___ RECORDS PROVIDED ___

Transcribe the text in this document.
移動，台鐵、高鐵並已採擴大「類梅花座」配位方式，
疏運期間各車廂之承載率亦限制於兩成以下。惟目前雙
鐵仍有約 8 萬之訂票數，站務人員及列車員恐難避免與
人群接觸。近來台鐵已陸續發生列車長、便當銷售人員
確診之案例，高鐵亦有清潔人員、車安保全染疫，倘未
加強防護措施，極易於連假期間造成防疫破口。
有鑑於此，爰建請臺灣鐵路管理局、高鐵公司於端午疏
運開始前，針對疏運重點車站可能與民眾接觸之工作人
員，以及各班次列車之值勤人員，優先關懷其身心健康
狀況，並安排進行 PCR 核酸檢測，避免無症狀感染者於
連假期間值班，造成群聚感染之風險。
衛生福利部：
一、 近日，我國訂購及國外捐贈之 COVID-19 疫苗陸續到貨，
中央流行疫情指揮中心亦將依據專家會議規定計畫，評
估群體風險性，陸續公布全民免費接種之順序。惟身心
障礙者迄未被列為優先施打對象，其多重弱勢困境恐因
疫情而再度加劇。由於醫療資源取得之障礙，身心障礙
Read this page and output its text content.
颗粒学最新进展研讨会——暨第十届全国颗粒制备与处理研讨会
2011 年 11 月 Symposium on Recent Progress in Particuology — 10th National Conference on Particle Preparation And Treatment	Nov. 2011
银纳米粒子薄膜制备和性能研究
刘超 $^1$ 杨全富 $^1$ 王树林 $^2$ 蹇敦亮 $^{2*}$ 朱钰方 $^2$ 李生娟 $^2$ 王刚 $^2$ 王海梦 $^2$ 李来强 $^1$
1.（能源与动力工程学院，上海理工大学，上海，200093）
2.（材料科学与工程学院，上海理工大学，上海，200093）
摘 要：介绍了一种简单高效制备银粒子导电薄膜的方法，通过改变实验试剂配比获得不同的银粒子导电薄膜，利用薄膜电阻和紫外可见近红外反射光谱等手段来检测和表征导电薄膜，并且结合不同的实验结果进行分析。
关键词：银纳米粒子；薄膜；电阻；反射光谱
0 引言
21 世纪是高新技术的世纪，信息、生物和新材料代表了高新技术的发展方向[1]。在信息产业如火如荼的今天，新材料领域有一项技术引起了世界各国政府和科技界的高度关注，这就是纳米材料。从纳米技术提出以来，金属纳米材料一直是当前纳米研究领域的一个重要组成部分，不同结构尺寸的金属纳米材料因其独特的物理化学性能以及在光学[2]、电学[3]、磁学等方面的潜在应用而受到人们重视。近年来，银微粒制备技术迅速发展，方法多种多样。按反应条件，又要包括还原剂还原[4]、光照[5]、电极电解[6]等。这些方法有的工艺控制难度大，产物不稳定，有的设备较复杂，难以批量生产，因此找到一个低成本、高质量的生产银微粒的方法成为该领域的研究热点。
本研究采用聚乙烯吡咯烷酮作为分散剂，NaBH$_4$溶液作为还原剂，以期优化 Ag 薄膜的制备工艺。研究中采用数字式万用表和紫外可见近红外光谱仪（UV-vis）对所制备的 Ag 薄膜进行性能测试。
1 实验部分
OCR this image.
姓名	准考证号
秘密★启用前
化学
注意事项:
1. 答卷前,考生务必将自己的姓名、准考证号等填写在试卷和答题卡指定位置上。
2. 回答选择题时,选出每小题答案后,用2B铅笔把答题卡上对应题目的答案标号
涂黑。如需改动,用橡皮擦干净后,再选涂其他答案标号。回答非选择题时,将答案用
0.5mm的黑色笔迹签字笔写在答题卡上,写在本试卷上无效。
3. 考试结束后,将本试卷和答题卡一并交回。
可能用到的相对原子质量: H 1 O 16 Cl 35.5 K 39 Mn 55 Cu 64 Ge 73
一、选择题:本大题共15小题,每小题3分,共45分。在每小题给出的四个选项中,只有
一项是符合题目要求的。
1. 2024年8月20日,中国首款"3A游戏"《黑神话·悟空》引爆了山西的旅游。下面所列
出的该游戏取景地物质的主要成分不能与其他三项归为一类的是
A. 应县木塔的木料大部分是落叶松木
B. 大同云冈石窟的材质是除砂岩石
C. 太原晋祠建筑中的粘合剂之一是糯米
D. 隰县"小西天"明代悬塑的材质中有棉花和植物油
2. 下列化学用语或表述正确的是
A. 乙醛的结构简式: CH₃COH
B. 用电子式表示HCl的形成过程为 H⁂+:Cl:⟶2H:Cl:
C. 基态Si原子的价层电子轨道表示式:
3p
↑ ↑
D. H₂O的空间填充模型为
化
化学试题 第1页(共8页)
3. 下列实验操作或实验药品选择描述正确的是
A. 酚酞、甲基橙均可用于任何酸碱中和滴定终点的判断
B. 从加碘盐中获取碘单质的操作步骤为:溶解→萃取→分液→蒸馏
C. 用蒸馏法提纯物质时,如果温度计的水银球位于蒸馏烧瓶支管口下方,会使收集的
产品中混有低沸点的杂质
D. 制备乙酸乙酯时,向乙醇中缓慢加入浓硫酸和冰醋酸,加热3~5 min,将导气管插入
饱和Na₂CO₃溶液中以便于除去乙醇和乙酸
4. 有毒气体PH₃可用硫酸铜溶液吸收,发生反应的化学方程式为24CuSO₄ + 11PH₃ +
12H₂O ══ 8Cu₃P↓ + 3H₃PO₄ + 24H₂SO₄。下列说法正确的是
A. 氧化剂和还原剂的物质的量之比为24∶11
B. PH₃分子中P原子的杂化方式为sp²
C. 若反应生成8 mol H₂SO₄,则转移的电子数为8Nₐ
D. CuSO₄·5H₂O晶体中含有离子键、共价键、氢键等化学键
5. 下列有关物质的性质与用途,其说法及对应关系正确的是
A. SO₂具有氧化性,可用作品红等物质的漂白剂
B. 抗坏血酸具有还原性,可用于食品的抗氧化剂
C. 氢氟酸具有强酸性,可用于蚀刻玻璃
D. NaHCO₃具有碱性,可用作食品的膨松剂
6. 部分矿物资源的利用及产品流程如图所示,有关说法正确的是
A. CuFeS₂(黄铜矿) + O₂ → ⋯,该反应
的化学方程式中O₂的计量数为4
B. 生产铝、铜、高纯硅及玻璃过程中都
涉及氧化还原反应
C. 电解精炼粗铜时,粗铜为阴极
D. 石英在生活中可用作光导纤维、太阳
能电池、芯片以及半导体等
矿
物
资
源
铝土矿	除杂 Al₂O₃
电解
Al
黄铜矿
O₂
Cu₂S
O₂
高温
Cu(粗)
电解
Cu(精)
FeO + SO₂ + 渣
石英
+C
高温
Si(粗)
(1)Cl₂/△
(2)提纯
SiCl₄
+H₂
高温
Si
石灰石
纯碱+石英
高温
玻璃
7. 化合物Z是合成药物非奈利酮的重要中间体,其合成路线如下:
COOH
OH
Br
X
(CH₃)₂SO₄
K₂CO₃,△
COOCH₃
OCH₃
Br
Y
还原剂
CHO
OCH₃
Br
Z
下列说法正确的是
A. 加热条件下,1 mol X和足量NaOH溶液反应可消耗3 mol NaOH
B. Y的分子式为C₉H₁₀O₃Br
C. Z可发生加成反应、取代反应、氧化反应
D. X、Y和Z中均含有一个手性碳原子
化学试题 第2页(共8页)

___

DIRECTIVE:
Look through the data and gather every line with the string "text" in it.

RESULT:
Transcribe the text in this document.
Read this page and output its text content.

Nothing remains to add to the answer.